— begin RECORDS PROVIDED —

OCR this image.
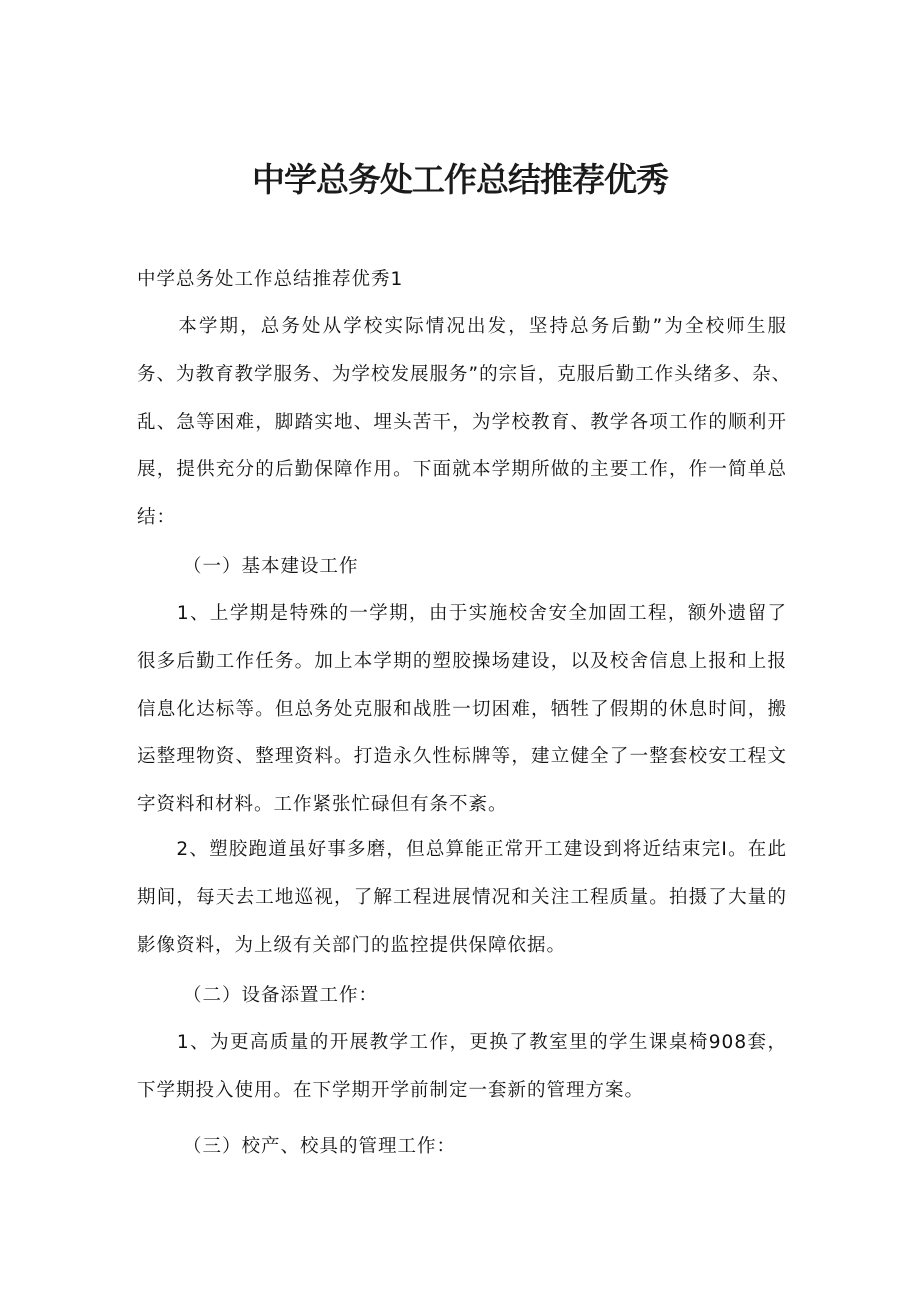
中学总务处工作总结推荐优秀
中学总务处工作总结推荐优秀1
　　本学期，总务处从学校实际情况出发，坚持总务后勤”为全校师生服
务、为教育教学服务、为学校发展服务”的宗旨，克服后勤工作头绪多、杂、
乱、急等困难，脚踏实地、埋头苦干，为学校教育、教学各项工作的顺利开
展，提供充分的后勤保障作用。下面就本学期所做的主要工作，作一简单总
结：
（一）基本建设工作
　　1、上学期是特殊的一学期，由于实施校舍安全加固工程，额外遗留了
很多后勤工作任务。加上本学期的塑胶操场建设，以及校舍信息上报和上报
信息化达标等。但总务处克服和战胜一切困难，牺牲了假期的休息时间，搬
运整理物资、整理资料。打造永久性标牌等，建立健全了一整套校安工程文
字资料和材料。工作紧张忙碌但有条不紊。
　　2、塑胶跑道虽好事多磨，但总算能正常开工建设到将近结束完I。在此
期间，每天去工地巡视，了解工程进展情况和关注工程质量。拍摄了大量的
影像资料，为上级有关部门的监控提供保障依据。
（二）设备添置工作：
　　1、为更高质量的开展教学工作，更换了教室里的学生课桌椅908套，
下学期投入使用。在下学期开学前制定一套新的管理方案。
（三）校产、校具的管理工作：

— end RECORDS PROVIDED —
— begin RECORDS PROVIDED —

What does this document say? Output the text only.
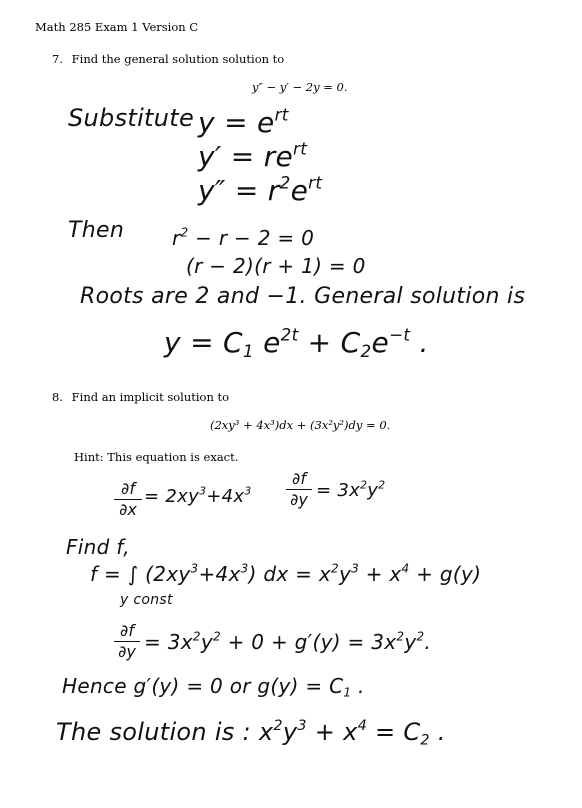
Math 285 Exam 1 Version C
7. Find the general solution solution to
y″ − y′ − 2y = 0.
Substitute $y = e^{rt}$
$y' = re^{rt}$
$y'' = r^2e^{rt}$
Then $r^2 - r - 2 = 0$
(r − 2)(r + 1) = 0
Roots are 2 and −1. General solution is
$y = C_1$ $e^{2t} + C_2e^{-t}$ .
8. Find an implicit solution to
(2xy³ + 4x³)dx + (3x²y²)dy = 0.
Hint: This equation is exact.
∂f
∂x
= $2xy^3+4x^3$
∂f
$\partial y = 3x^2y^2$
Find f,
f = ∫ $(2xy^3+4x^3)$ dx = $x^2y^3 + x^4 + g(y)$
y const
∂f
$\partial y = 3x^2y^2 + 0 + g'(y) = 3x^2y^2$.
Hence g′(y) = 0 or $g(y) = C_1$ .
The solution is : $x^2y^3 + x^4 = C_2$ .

— end RECORDS PROVIDED —
— begin RECORDS PROVIDED —

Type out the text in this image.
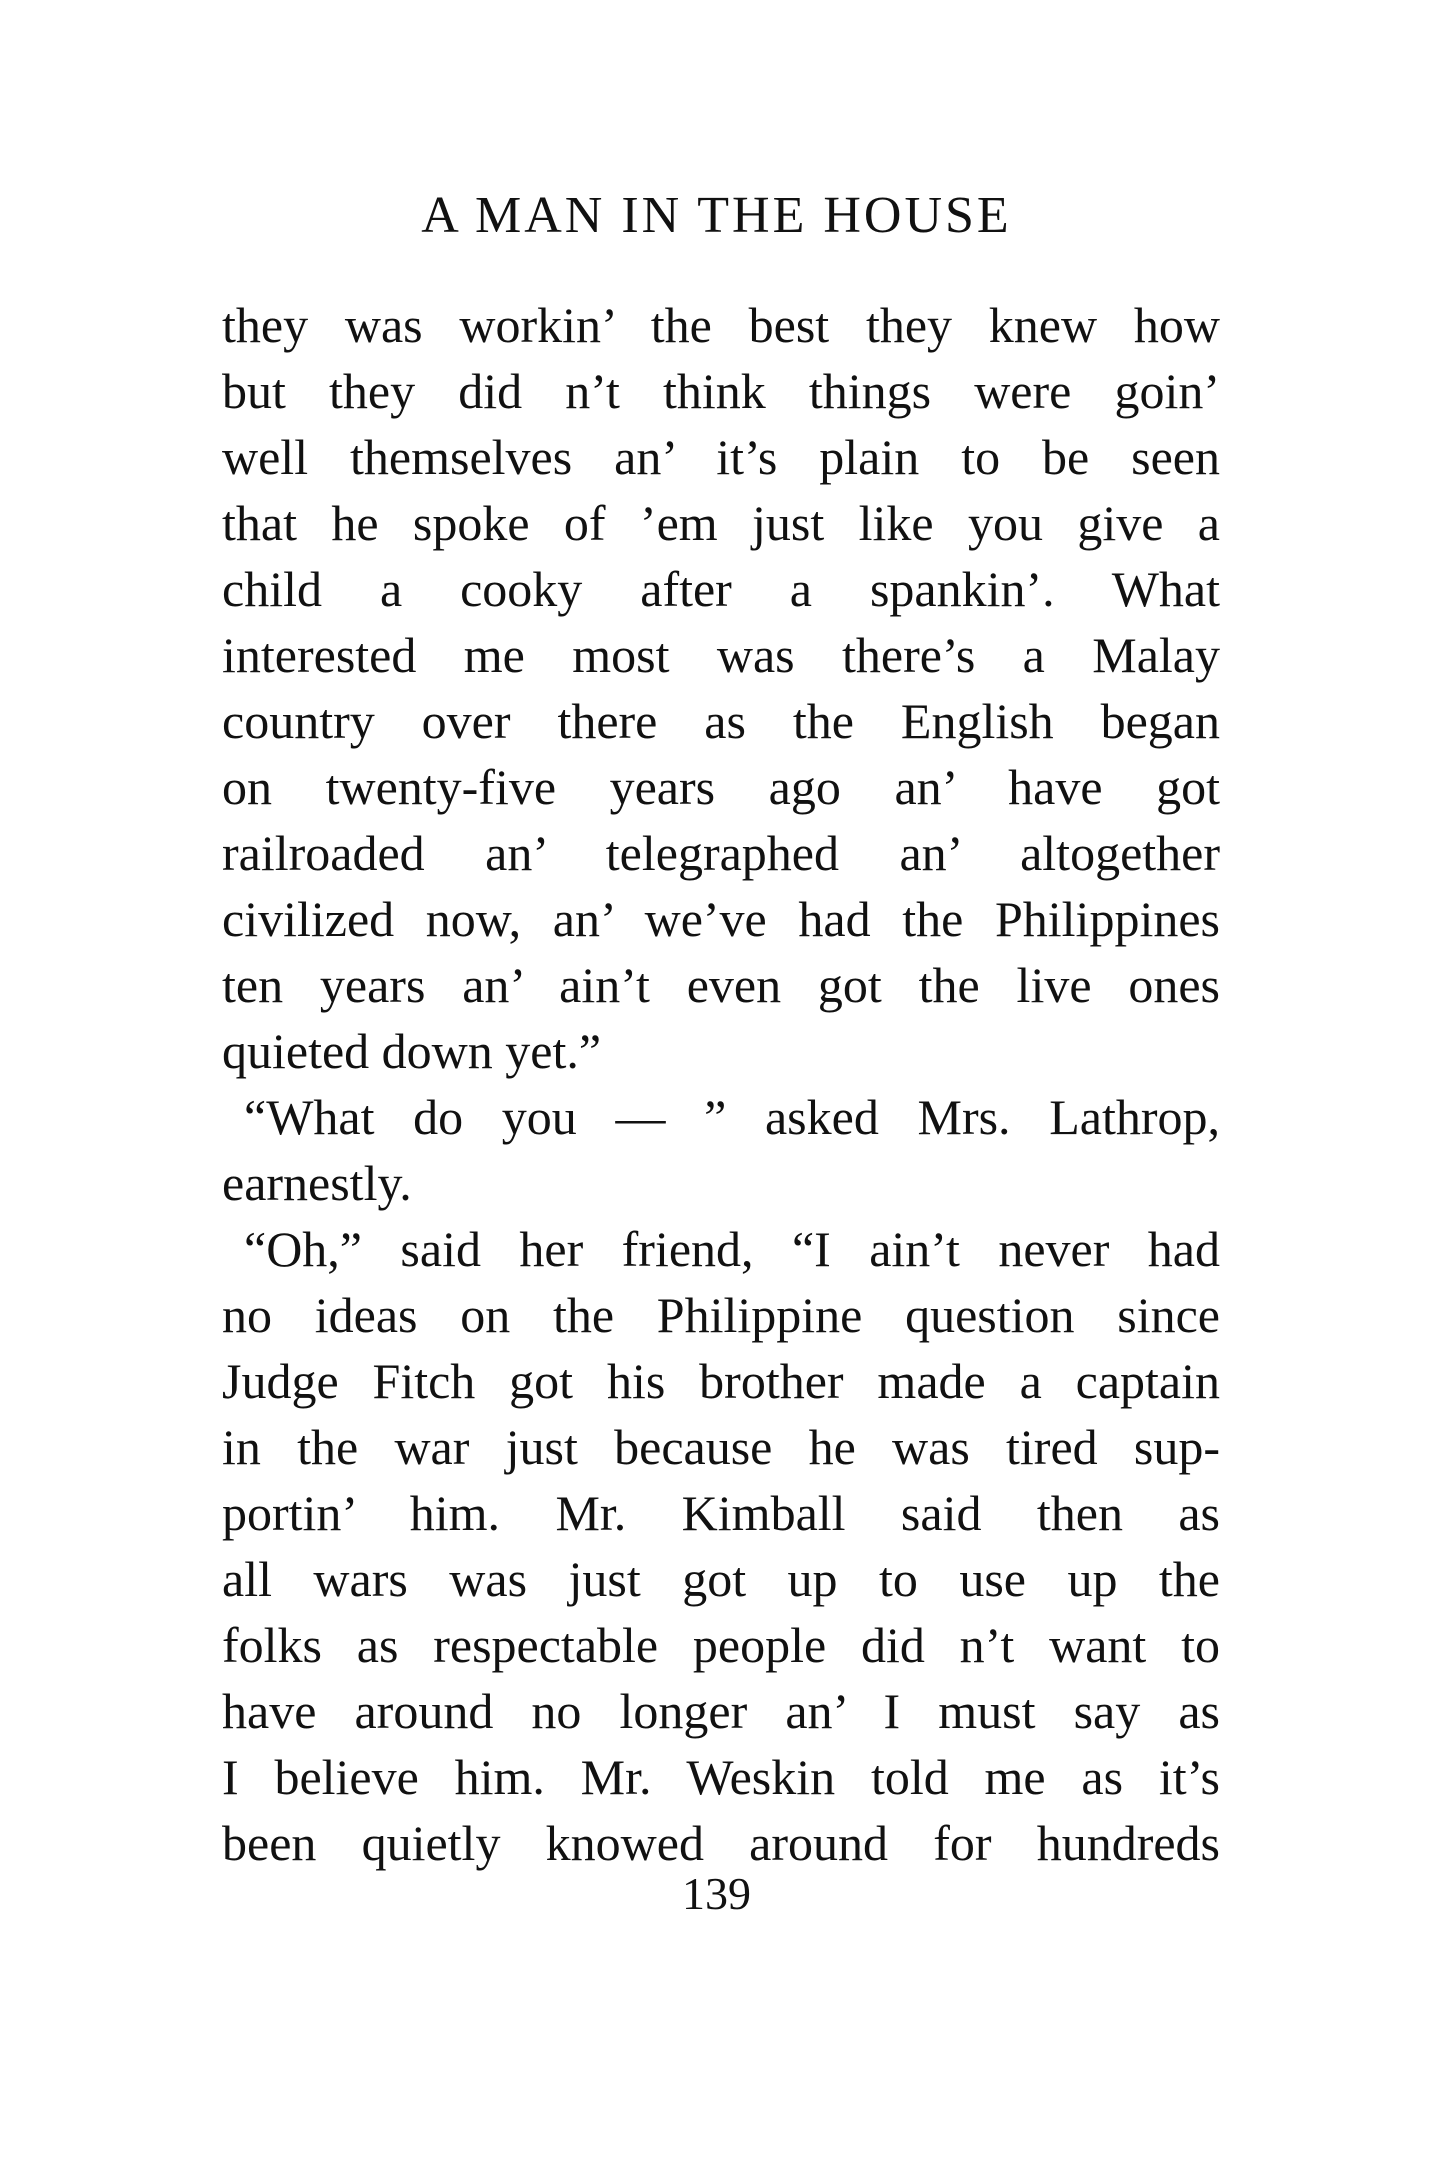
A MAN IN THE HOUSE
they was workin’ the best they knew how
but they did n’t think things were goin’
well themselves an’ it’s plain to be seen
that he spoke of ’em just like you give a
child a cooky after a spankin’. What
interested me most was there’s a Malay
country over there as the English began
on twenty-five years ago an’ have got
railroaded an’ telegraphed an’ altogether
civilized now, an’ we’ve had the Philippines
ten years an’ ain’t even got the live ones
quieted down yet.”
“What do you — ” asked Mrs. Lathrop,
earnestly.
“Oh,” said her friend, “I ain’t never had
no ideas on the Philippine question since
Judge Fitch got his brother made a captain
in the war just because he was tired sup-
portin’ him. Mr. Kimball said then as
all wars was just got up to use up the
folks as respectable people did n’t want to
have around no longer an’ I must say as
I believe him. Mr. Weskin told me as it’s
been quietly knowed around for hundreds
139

— end RECORDS PROVIDED —

◆ **EXERCISE OBJECTIVE**: Working from the entries above, return all lines that contain "they".

◆ **FULL RESPONSE**:
they was workin’ the best they knew how
but they did n’t think things were goin’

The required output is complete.